**GOAL**. Reproduce all entries word for word.

**RECORDED DATA**.

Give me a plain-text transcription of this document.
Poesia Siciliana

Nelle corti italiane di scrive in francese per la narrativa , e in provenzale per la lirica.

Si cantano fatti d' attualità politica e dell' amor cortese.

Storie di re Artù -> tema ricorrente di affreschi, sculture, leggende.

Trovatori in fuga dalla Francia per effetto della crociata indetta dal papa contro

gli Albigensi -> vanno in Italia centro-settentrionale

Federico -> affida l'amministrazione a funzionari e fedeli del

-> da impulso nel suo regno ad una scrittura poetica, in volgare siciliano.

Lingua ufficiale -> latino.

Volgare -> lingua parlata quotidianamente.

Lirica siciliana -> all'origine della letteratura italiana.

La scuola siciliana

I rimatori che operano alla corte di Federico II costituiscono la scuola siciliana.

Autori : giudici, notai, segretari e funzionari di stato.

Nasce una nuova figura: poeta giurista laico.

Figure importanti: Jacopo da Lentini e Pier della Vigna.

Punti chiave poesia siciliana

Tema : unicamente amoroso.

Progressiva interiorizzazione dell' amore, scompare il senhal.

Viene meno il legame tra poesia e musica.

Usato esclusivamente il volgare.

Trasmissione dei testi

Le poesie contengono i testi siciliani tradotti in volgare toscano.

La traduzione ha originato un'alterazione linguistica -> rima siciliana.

**SOLUTION BELOW**.
Give me a plain-text transcription of this document.
Poesia Siciliana

Nelle corti italiane di scrive in francese per la narrativa , e in provenzale per la lirica.

Si cantano fatti d' attualità politica e dell' amor cortese.

Storie di re Artù -> tema ricorrente di affreschi, sculture, leggende.

Trovatori in fuga dalla Francia per effetto della crociata indetta dal papa contro

gli Albigensi -> vanno in Italia centro-settentrionale

Federico -> affida l'amministrazione a funzionari e fedeli del

-> da impulso nel suo regno ad una scrittura poetica, in volgare siciliano.

Lingua ufficiale -> latino.

Volgare -> lingua parlata quotidianamente.

Lirica siciliana -> all'origine della letteratura italiana.

La scuola siciliana

I rimatori che operano alla corte di Federico II costituiscono la scuola siciliana.

Autori : giudici, notai, segretari e funzionari di stato.

Nasce una nuova figura: poeta giurista laico.

Figure importanti: Jacopo da Lentini e Pier della Vigna.

Punti chiave poesia siciliana

Tema : unicamente amoroso.

Progressiva interiorizzazione dell' amore, scompare il senhal.

Viene meno il legame tra poesia e musica.

Usato esclusivamente il volgare.

Trasmissione dei testi

Le poesie contengono i testi siciliani tradotti in volgare toscano.

La traduzione ha originato un'alterazione linguistica -> rima siciliana.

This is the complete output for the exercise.